(Figure record extracts)
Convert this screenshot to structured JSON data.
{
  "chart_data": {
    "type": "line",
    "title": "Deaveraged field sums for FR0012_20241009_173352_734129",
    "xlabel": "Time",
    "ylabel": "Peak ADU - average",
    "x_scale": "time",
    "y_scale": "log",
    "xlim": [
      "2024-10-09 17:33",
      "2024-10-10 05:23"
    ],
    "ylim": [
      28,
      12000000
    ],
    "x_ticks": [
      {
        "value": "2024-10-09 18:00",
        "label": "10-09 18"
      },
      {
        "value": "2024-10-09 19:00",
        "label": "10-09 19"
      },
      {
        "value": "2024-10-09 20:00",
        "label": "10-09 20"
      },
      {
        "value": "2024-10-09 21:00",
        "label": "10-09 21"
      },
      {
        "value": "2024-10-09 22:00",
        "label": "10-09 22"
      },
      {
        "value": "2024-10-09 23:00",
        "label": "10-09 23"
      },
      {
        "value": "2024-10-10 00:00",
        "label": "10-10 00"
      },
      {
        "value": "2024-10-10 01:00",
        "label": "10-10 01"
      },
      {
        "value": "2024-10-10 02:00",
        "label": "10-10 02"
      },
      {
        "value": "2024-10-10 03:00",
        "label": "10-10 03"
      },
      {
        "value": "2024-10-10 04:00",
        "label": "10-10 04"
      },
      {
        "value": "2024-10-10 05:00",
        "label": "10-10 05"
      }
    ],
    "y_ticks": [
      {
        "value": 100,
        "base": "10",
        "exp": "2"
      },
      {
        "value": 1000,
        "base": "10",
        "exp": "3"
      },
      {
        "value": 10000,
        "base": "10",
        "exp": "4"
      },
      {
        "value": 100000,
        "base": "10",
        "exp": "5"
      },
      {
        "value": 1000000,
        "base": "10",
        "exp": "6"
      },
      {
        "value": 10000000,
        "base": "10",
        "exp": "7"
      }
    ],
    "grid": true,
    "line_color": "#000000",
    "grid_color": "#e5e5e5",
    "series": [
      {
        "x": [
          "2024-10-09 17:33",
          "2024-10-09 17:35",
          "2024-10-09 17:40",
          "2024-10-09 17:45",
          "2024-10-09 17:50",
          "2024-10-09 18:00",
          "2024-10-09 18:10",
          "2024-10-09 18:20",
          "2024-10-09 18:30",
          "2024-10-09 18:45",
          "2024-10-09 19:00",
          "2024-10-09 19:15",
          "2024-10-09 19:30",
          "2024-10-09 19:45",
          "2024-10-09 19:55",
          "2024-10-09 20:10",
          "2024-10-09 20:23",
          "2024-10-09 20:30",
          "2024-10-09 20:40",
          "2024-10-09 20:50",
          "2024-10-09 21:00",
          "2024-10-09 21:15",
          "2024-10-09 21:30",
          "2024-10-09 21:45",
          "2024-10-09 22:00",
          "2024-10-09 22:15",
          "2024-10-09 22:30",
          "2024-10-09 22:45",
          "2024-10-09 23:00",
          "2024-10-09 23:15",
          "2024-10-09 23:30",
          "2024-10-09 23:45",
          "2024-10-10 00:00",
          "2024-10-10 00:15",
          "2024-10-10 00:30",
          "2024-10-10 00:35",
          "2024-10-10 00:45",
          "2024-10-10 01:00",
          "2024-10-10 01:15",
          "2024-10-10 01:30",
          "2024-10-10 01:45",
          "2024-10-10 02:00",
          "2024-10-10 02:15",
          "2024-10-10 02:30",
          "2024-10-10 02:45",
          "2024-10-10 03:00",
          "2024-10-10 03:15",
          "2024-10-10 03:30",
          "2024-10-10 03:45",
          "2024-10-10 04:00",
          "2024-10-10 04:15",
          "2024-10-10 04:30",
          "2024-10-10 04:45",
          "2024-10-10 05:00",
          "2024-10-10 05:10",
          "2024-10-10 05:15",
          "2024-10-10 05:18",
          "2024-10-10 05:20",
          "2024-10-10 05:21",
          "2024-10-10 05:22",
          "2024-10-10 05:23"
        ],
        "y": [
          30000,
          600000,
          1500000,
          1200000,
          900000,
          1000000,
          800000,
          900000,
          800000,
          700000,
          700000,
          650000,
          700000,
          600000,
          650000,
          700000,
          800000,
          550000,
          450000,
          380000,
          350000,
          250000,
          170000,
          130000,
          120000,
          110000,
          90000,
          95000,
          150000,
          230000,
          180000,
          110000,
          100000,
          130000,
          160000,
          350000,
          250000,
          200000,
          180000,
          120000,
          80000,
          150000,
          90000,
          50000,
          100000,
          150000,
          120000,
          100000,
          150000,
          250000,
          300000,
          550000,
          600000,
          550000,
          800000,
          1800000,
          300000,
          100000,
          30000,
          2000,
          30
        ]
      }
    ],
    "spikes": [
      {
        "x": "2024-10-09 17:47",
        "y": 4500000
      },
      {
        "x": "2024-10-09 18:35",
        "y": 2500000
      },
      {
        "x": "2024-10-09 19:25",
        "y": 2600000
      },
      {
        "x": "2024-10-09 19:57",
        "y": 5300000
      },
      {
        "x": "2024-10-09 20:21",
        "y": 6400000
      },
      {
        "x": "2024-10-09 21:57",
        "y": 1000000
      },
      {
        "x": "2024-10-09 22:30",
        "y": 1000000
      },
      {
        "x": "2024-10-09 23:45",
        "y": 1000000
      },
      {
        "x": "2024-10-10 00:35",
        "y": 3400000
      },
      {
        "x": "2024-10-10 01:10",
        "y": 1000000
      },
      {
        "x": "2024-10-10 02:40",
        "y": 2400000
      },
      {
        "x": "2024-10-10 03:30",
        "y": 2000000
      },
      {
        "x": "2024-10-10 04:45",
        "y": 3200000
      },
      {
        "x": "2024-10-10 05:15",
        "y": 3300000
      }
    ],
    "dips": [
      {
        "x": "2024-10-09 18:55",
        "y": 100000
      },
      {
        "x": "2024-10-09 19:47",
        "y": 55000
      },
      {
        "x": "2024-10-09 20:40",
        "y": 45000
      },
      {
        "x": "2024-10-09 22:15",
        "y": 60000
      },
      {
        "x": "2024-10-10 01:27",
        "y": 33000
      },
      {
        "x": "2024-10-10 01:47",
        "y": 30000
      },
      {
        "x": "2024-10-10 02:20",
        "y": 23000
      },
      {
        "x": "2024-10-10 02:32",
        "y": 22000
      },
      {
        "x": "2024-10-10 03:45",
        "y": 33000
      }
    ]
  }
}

WHAT IS ASKED - Write out the records shown above, exactly as they appear.

RESPONSE BELOW -
Convert this screenshot to structured JSON data.
{
  "chart_data": {
    "type": "line",
    "title": "Deaveraged field sums for FR0012_20241009_173352_734129",
    "xlabel": "Time",
    "ylabel": "Peak ADU - average",
    "x_scale": "time",
    "y_scale": "log",
    "xlim": [
      "2024-10-09 17:33",
      "2024-10-10 05:23"
    ],
    "ylim": [
      28,
      12000000
    ],
    "x_ticks": [
      {
        "value": "2024-10-09 18:00",
        "label": "10-09 18"
      },
      {
        "value": "2024-10-09 19:00",
        "label": "10-09 19"
      },
      {
        "value": "2024-10-09 20:00",
        "label": "10-09 20"
      },
      {
        "value": "2024-10-09 21:00",
        "label": "10-09 21"
      },
      {
        "value": "2024-10-09 22:00",
        "label": "10-09 22"
      },
      {
        "value": "2024-10-09 23:00",
        "label": "10-09 23"
      },
      {
        "value": "2024-10-10 00:00",
        "label": "10-10 00"
      },
      {
        "value": "2024-10-10 01:00",
        "label": "10-10 01"
      },
      {
        "value": "2024-10-10 02:00",
        "label": "10-10 02"
      },
      {
        "value": "2024-10-10 03:00",
        "label": "10-10 03"
      },
      {
        "value": "2024-10-10 04:00",
        "label": "10-10 04"
      },
      {
        "value": "2024-10-10 05:00",
        "label": "10-10 05"
      }
    ],
    "y_ticks": [
      {
        "value": 100,
        "base": "10",
        "exp": "2"
      },
      {
        "value": 1000,
        "base": "10",
        "exp": "3"
      },
      {
        "value": 10000,
        "base": "10",
        "exp": "4"
      },
      {
        "value": 100000,
        "base": "10",
        "exp": "5"
      },
      {
        "value": 1000000,
        "base": "10",
        "exp": "6"
      },
      {
        "value": 10000000,
        "base": "10",
        "exp": "7"
      }
    ],
    "grid": true,
    "line_color": "#000000",
    "grid_color": "#e5e5e5",
    "series": [
      {
        "x": [
          "2024-10-09 17:33",
          "2024-10-09 17:35",
          "2024-10-09 17:40",
          "2024-10-09 17:45",
          "2024-10-09 17:50",
          "2024-10-09 18:00",
          "2024-10-09 18:10",
          "2024-10-09 18:20",
          "2024-10-09 18:30",
          "2024-10-09 18:45",
          "2024-10-09 19:00",
          "2024-10-09 19:15",
          "2024-10-09 19:30",
          "2024-10-09 19:45",
          "2024-10-09 19:55",
          "2024-10-09 20:10",
          "2024-10-09 20:23",
          "2024-10-09 20:30",
          "2024-10-09 20:40",
          "2024-10-09 20:50",
          "2024-10-09 21:00",
          "2024-10-09 21:15",
          "2024-10-09 21:30",
          "2024-10-09 21:45",
          "2024-10-09 22:00",
          "2024-10-09 22:15",
          "2024-10-09 22:30",
          "2024-10-09 22:45",
          "2024-10-09 23:00",
          "2024-10-09 23:15",
          "2024-10-09 23:30",
          "2024-10-09 23:45",
          "2024-10-10 00:00",
          "2024-10-10 00:15",
          "2024-10-10 00:30",
          "2024-10-10 00:35",
          "2024-10-10 00:45",
          "2024-10-10 01:00",
          "2024-10-10 01:15",
          "2024-10-10 01:30",
          "2024-10-10 01:45",
          "2024-10-10 02:00",
          "2024-10-10 02:15",
          "2024-10-10 02:30",
          "2024-10-10 02:45",
          "2024-10-10 03:00",
          "2024-10-10 03:15",
          "2024-10-10 03:30",
          "2024-10-10 03:45",
          "2024-10-10 04:00",
          "2024-10-10 04:15",
          "2024-10-10 04:30",
          "2024-10-10 04:45",
          "2024-10-10 05:00",
          "2024-10-10 05:10",
          "2024-10-10 05:15",
          "2024-10-10 05:18",
          "2024-10-10 05:20",
          "2024-10-10 05:21",
          "2024-10-10 05:22",
          "2024-10-10 05:23"
        ],
        "y": [
          30000,
          600000,
          1500000,
          1200000,
          900000,
          1000000,
          800000,
          900000,
          800000,
          700000,
          700000,
          650000,
          700000,
          600000,
          650000,
          700000,
          800000,
          550000,
          450000,
          380000,
          350000,
          250000,
          170000,
          130000,
          120000,
          110000,
          90000,
          95000,
          150000,
          230000,
          180000,
          110000,
          100000,
          130000,
          160000,
          350000,
          250000,
          200000,
          180000,
          120000,
          80000,
          150000,
          90000,
          50000,
          100000,
          150000,
          120000,
          100000,
          150000,
          250000,
          300000,
          550000,
          600000,
          550000,
          800000,
          1800000,
          300000,
          100000,
          30000,
          2000,
          30
        ]
      }
    ],
    "spikes": [
      {
        "x": "2024-10-09 17:47",
        "y": 4500000
      },
      {
        "x": "2024-10-09 18:35",
        "y": 2500000
      },
      {
        "x": "2024-10-09 19:25",
        "y": 2600000
      },
      {
        "x": "2024-10-09 19:57",
        "y": 5300000
      },
      {
        "x": "2024-10-09 20:21",
        "y": 6400000
      },
      {
        "x": "2024-10-09 21:57",
        "y": 1000000
      },
      {
        "x": "2024-10-09 22:30",
        "y": 1000000
      },
      {
        "x": "2024-10-09 23:45",
        "y": 1000000
      },
      {
        "x": "2024-10-10 00:35",
        "y": 3400000
      },
      {
        "x": "2024-10-10 01:10",
        "y": 1000000
      },
      {
        "x": "2024-10-10 02:40",
        "y": 2400000
      },
      {
        "x": "2024-10-10 03:30",
        "y": 2000000
      },
      {
        "x": "2024-10-10 04:45",
        "y": 3200000
      },
      {
        "x": "2024-10-10 05:15",
        "y": 3300000
      }
    ],
    "dips": [
      {
        "x": "2024-10-09 18:55",
        "y": 100000
      },
      {
        "x": "2024-10-09 19:47",
        "y": 55000
      },
      {
        "x": "2024-10-09 20:40",
        "y": 45000
      },
      {
        "x": "2024-10-09 22:15",
        "y": 60000
      },
      {
        "x": "2024-10-10 01:27",
        "y": 33000
      },
      {
        "x": "2024-10-10 01:47",
        "y": 30000
      },
      {
        "x": "2024-10-10 02:20",
        "y": 23000
      },
      {
        "x": "2024-10-10 02:32",
        "y": 22000
      },
      {
        "x": "2024-10-10 03:45",
        "y": 33000
      }
    ]
  }
}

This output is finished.